Extracted records
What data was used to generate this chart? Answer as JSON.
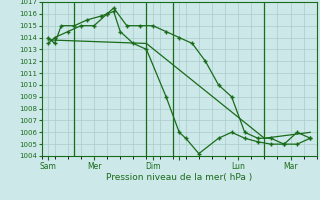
{
  "title": "Pression niveau de la mer( hPa )",
  "bg_color": "#cce8e8",
  "grid_color": "#aacccc",
  "line_color": "#1a6b1a",
  "ylim": [
    1004,
    1017
  ],
  "yticks": [
    1004,
    1005,
    1006,
    1007,
    1008,
    1009,
    1010,
    1011,
    1012,
    1013,
    1014,
    1015,
    1016,
    1017
  ],
  "xlim": [
    0,
    21
  ],
  "xtick_positions": [
    0.5,
    4.0,
    8.5,
    10.5,
    15.0,
    19.0
  ],
  "xtick_labels": [
    "Sam",
    "Mer",
    "Dim",
    "",
    "Lun",
    "Mar"
  ],
  "vline_positions": [
    2.5,
    8.0,
    10.0,
    17.0
  ],
  "series1_x": [
    0.5,
    1.0,
    1.5,
    2.5,
    3.5,
    4.5,
    5.0,
    5.5,
    6.5,
    7.5,
    8.5,
    9.5,
    10.5,
    11.5,
    12.5,
    13.5,
    14.5,
    15.5,
    16.5,
    17.5,
    18.5,
    19.5,
    20.5
  ],
  "series1_y": [
    1014,
    1013.5,
    1015,
    1015,
    1015.5,
    1015.8,
    1016,
    1016.5,
    1015,
    1015,
    1015,
    1014.5,
    1014,
    1013.5,
    1012,
    1010,
    1009,
    1006,
    1005.5,
    1005.5,
    1005,
    1005,
    1005.5
  ],
  "series2_x": [
    0.5,
    1.0,
    2.0,
    3.0,
    4.0,
    5.0,
    5.5,
    6.0,
    7.0,
    8.0,
    9.5,
    10.5,
    11.0,
    12.0,
    13.5,
    14.5,
    15.5,
    16.5,
    17.5,
    18.5,
    19.5,
    20.5
  ],
  "series2_y": [
    1013.5,
    1014,
    1014.5,
    1015,
    1015,
    1016,
    1016.2,
    1014.5,
    1013.5,
    1013,
    1009.0,
    1006.0,
    1005.5,
    1004.2,
    1005.5,
    1006.0,
    1005.5,
    1005.2,
    1005,
    1005,
    1006,
    1005.5
  ],
  "series3_x": [
    0.5,
    8.0,
    17.0,
    20.5
  ],
  "series3_y": [
    1013.8,
    1013.5,
    1005.5,
    1006
  ]
}
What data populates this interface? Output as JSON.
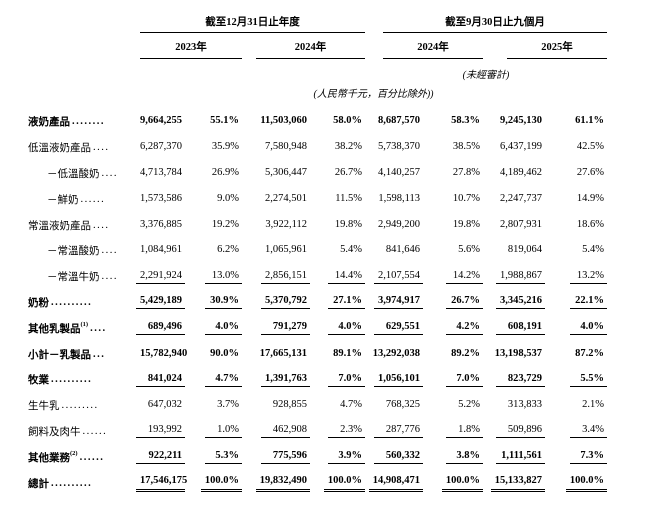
{
  "header": {
    "groups": [
      {
        "title": "截至12月31日止年度",
        "years": [
          "2023年",
          "2024年"
        ]
      },
      {
        "title": "截至9月30日止九個月",
        "years": [
          "2024年",
          "2025年"
        ]
      }
    ],
    "unaudited": "(未經審計)",
    "unit_note": "(人民幣千元，百分比除外))"
  },
  "rows": [
    {
      "label": "液奶產品",
      "sup": "",
      "dots": "........",
      "indent": false,
      "bold": true,
      "rule": "none",
      "values": [
        "9,664,255",
        "55.1%",
        "11,503,060",
        "58.0%",
        "8,687,570",
        "58.3%",
        "9,245,130",
        "61.1%"
      ]
    },
    {
      "label": "低溫液奶產品",
      "sup": "",
      "dots": "....",
      "indent": false,
      "bold": false,
      "rule": "none",
      "values": [
        "6,287,370",
        "35.9%",
        "7,580,948",
        "38.2%",
        "5,738,370",
        "38.5%",
        "6,437,199",
        "42.5%"
      ]
    },
    {
      "label": "－低溫酸奶",
      "sup": "",
      "dots": "....",
      "indent": true,
      "bold": false,
      "rule": "none",
      "values": [
        "4,713,784",
        "26.9%",
        "5,306,447",
        "26.7%",
        "4,140,257",
        "27.8%",
        "4,189,462",
        "27.6%"
      ]
    },
    {
      "label": "－鮮奶",
      "sup": "",
      "dots": " ......",
      "indent": true,
      "bold": false,
      "rule": "none",
      "values": [
        "1,573,586",
        "9.0%",
        "2,274,501",
        "11.5%",
        "1,598,113",
        "10.7%",
        "2,247,737",
        "14.9%"
      ]
    },
    {
      "label": "常溫液奶產品",
      "sup": "",
      "dots": "....",
      "indent": false,
      "bold": false,
      "rule": "none",
      "values": [
        "3,376,885",
        "19.2%",
        "3,922,112",
        "19.8%",
        "2,949,200",
        "19.8%",
        "2,807,931",
        "18.6%"
      ]
    },
    {
      "label": "－常溫酸奶",
      "sup": "",
      "dots": "....",
      "indent": true,
      "bold": false,
      "rule": "none",
      "values": [
        "1,084,961",
        "6.2%",
        "1,065,961",
        "5.4%",
        "841,646",
        "5.6%",
        "819,064",
        "5.4%"
      ]
    },
    {
      "label": "－常溫牛奶",
      "sup": "",
      "dots": "....",
      "indent": true,
      "bold": false,
      "rule": "single",
      "values": [
        "2,291,924",
        "13.0%",
        "2,856,151",
        "14.4%",
        "2,107,554",
        "14.2%",
        "1,988,867",
        "13.2%"
      ]
    },
    {
      "label": "奶粉",
      "sup": "",
      "dots": " ..........",
      "indent": false,
      "bold": true,
      "rule": "single",
      "values": [
        "5,429,189",
        "30.9%",
        "5,370,792",
        "27.1%",
        "3,974,917",
        "26.7%",
        "3,345,216",
        "22.1%"
      ]
    },
    {
      "label": "其他乳製品",
      "sup": "(1)",
      "dots": " ....",
      "indent": false,
      "bold": true,
      "rule": "single",
      "values": [
        "689,496",
        "4.0%",
        "791,279",
        "4.0%",
        "629,551",
        "4.2%",
        "608,191",
        "4.0%"
      ]
    },
    {
      "label": "小計－乳製品",
      "sup": "",
      "dots": " ...",
      "indent": false,
      "bold": true,
      "rule": "none",
      "values": [
        "15,782,940",
        "90.0%",
        "17,665,131",
        "89.1%",
        "13,292,038",
        "89.2%",
        "13,198,537",
        "87.2%"
      ]
    },
    {
      "label": "牧業",
      "sup": "",
      "dots": " ..........",
      "indent": false,
      "bold": true,
      "rule": "single",
      "values": [
        "841,024",
        "4.7%",
        "1,391,763",
        "7.0%",
        "1,056,101",
        "7.0%",
        "823,729",
        "5.5%"
      ]
    },
    {
      "label": "生牛乳",
      "sup": "",
      "dots": " .........",
      "indent": false,
      "bold": false,
      "rule": "none",
      "values": [
        "647,032",
        "3.7%",
        "928,855",
        "4.7%",
        "768,325",
        "5.2%",
        "313,833",
        "2.1%"
      ]
    },
    {
      "label": "飼料及肉牛",
      "sup": "",
      "dots": "......",
      "indent": false,
      "bold": false,
      "rule": "single",
      "values": [
        "193,992",
        "1.0%",
        "462,908",
        "2.3%",
        "287,776",
        "1.8%",
        "509,896",
        "3.4%"
      ]
    },
    {
      "label": "其他業務",
      "sup": "(2)",
      "dots": " ......",
      "indent": false,
      "bold": true,
      "rule": "single",
      "values": [
        "922,211",
        "5.3%",
        "775,596",
        "3.9%",
        "560,332",
        "3.8%",
        "1,111,561",
        "7.3%"
      ]
    },
    {
      "label": "總計",
      "sup": "",
      "dots": " ..........",
      "indent": false,
      "bold": true,
      "rule": "double",
      "values": [
        "17,546,175",
        "100.0%",
        "19,832,490",
        "100.0%",
        "14,908,471",
        "100.0%",
        "15,133,827",
        "100.0%"
      ]
    }
  ]
}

Stated problem
Set the pictures aside and transcribe the data above exactly.

Response below
What data was used to generate this chart? Answer as JSON.
{
  "title": "Pression niveau de la mer( hPa )",
  "bg_color": "#cce8e8",
  "grid_color": "#aacccc",
  "line_color": "#1a6b1a",
  "ylim": [
    1004,
    1017
  ],
  "yticks": [
    1004,
    1005,
    1006,
    1007,
    1008,
    1009,
    1010,
    1011,
    1012,
    1013,
    1014,
    1015,
    1016,
    1017
  ],
  "xlim": [
    0,
    21
  ],
  "xtick_positions": [
    0.5,
    4.0,
    8.5,
    10.5,
    15.0,
    19.0
  ],
  "xtick_labels": [
    "Sam",
    "Mer",
    "Dim",
    "",
    "Lun",
    "Mar"
  ],
  "vline_positions": [
    2.5,
    8.0,
    10.0,
    17.0
  ],
  "series1_x": [
    0.5,
    1.0,
    1.5,
    2.5,
    3.5,
    4.5,
    5.0,
    5.5,
    6.5,
    7.5,
    8.5,
    9.5,
    10.5,
    11.5,
    12.5,
    13.5,
    14.5,
    15.5,
    16.5,
    17.5,
    18.5,
    19.5,
    20.5
  ],
  "series1_y": [
    1014,
    1013.5,
    1015,
    1015,
    1015.5,
    1015.8,
    1016,
    1016.5,
    1015,
    1015,
    1015,
    1014.5,
    1014,
    1013.5,
    1012,
    1010,
    1009,
    1006,
    1005.5,
    1005.5,
    1005,
    1005,
    1005.5
  ],
  "series2_x": [
    0.5,
    1.0,
    2.0,
    3.0,
    4.0,
    5.0,
    5.5,
    6.0,
    7.0,
    8.0,
    9.5,
    10.5,
    11.0,
    12.0,
    13.5,
    14.5,
    15.5,
    16.5,
    17.5,
    18.5,
    19.5,
    20.5
  ],
  "series2_y": [
    1013.5,
    1014,
    1014.5,
    1015,
    1015,
    1016,
    1016.2,
    1014.5,
    1013.5,
    1013,
    1009.0,
    1006.0,
    1005.5,
    1004.2,
    1005.5,
    1006.0,
    1005.5,
    1005.2,
    1005,
    1005,
    1006,
    1005.5
  ],
  "series3_x": [
    0.5,
    8.0,
    17.0,
    20.5
  ],
  "series3_y": [
    1013.8,
    1013.5,
    1005.5,
    1006
  ]
}
What data populates this interface? Output as JSON.
{
  "header": {
    "groups": [
      {
        "title": "截至12月31日止年度",
        "years": [
          "2023年",
          "2024年"
        ]
      },
      {
        "title": "截至9月30日止九個月",
        "years": [
          "2024年",
          "2025年"
        ]
      }
    ],
    "unaudited": "(未經審計)",
    "unit_note": "(人民幣千元，百分比除外))"
  },
  "rows": [
    {
      "label": "液奶產品",
      "sup": "",
      "dots": "........",
      "indent": false,
      "bold": true,
      "rule": "none",
      "values": [
        "9,664,255",
        "55.1%",
        "11,503,060",
        "58.0%",
        "8,687,570",
        "58.3%",
        "9,245,130",
        "61.1%"
      ]
    },
    {
      "label": "低溫液奶產品",
      "sup": "",
      "dots": "....",
      "indent": false,
      "bold": false,
      "rule": "none",
      "values": [
        "6,287,370",
        "35.9%",
        "7,580,948",
        "38.2%",
        "5,738,370",
        "38.5%",
        "6,437,199",
        "42.5%"
      ]
    },
    {
      "label": "－低溫酸奶",
      "sup": "",
      "dots": "....",
      "indent": true,
      "bold": false,
      "rule": "none",
      "values": [
        "4,713,784",
        "26.9%",
        "5,306,447",
        "26.7%",
        "4,140,257",
        "27.8%",
        "4,189,462",
        "27.6%"
      ]
    },
    {
      "label": "－鮮奶",
      "sup": "",
      "dots": " ......",
      "indent": true,
      "bold": false,
      "rule": "none",
      "values": [
        "1,573,586",
        "9.0%",
        "2,274,501",
        "11.5%",
        "1,598,113",
        "10.7%",
        "2,247,737",
        "14.9%"
      ]
    },
    {
      "label": "常溫液奶產品",
      "sup": "",
      "dots": "....",
      "indent": false,
      "bold": false,
      "rule": "none",
      "values": [
        "3,376,885",
        "19.2%",
        "3,922,112",
        "19.8%",
        "2,949,200",
        "19.8%",
        "2,807,931",
        "18.6%"
      ]
    },
    {
      "label": "－常溫酸奶",
      "sup": "",
      "dots": "....",
      "indent": true,
      "bold": false,
      "rule": "none",
      "values": [
        "1,084,961",
        "6.2%",
        "1,065,961",
        "5.4%",
        "841,646",
        "5.6%",
        "819,064",
        "5.4%"
      ]
    },
    {
      "label": "－常溫牛奶",
      "sup": "",
      "dots": "....",
      "indent": true,
      "bold": false,
      "rule": "single",
      "values": [
        "2,291,924",
        "13.0%",
        "2,856,151",
        "14.4%",
        "2,107,554",
        "14.2%",
        "1,988,867",
        "13.2%"
      ]
    },
    {
      "label": "奶粉",
      "sup": "",
      "dots": " ..........",
      "indent": false,
      "bold": true,
      "rule": "single",
      "values": [
        "5,429,189",
        "30.9%",
        "5,370,792",
        "27.1%",
        "3,974,917",
        "26.7%",
        "3,345,216",
        "22.1%"
      ]
    },
    {
      "label": "其他乳製品",
      "sup": "(1)",
      "dots": " ....",
      "indent": false,
      "bold": true,
      "rule": "single",
      "values": [
        "689,496",
        "4.0%",
        "791,279",
        "4.0%",
        "629,551",
        "4.2%",
        "608,191",
        "4.0%"
      ]
    },
    {
      "label": "小計－乳製品",
      "sup": "",
      "dots": " ...",
      "indent": false,
      "bold": true,
      "rule": "none",
      "values": [
        "15,782,940",
        "90.0%",
        "17,665,131",
        "89.1%",
        "13,292,038",
        "89.2%",
        "13,198,537",
        "87.2%"
      ]
    },
    {
      "label": "牧業",
      "sup": "",
      "dots": " ..........",
      "indent": false,
      "bold": true,
      "rule": "single",
      "values": [
        "841,024",
        "4.7%",
        "1,391,763",
        "7.0%",
        "1,056,101",
        "7.0%",
        "823,729",
        "5.5%"
      ]
    },
    {
      "label": "生牛乳",
      "sup": "",
      "dots": " .........",
      "indent": false,
      "bold": false,
      "rule": "none",
      "values": [
        "647,032",
        "3.7%",
        "928,855",
        "4.7%",
        "768,325",
        "5.2%",
        "313,833",
        "2.1%"
      ]
    },
    {
      "label": "飼料及肉牛",
      "sup": "",
      "dots": "......",
      "indent": false,
      "bold": false,
      "rule": "single",
      "values": [
        "193,992",
        "1.0%",
        "462,908",
        "2.3%",
        "287,776",
        "1.8%",
        "509,896",
        "3.4%"
      ]
    },
    {
      "label": "其他業務",
      "sup": "(2)",
      "dots": " ......",
      "indent": false,
      "bold": true,
      "rule": "single",
      "values": [
        "922,211",
        "5.3%",
        "775,596",
        "3.9%",
        "560,332",
        "3.8%",
        "1,111,561",
        "7.3%"
      ]
    },
    {
      "label": "總計",
      "sup": "",
      "dots": " ..........",
      "indent": false,
      "bold": true,
      "rule": "double",
      "values": [
        "17,546,175",
        "100.0%",
        "19,832,490",
        "100.0%",
        "14,908,471",
        "100.0%",
        "15,133,827",
        "100.0%"
      ]
    }
  ]
}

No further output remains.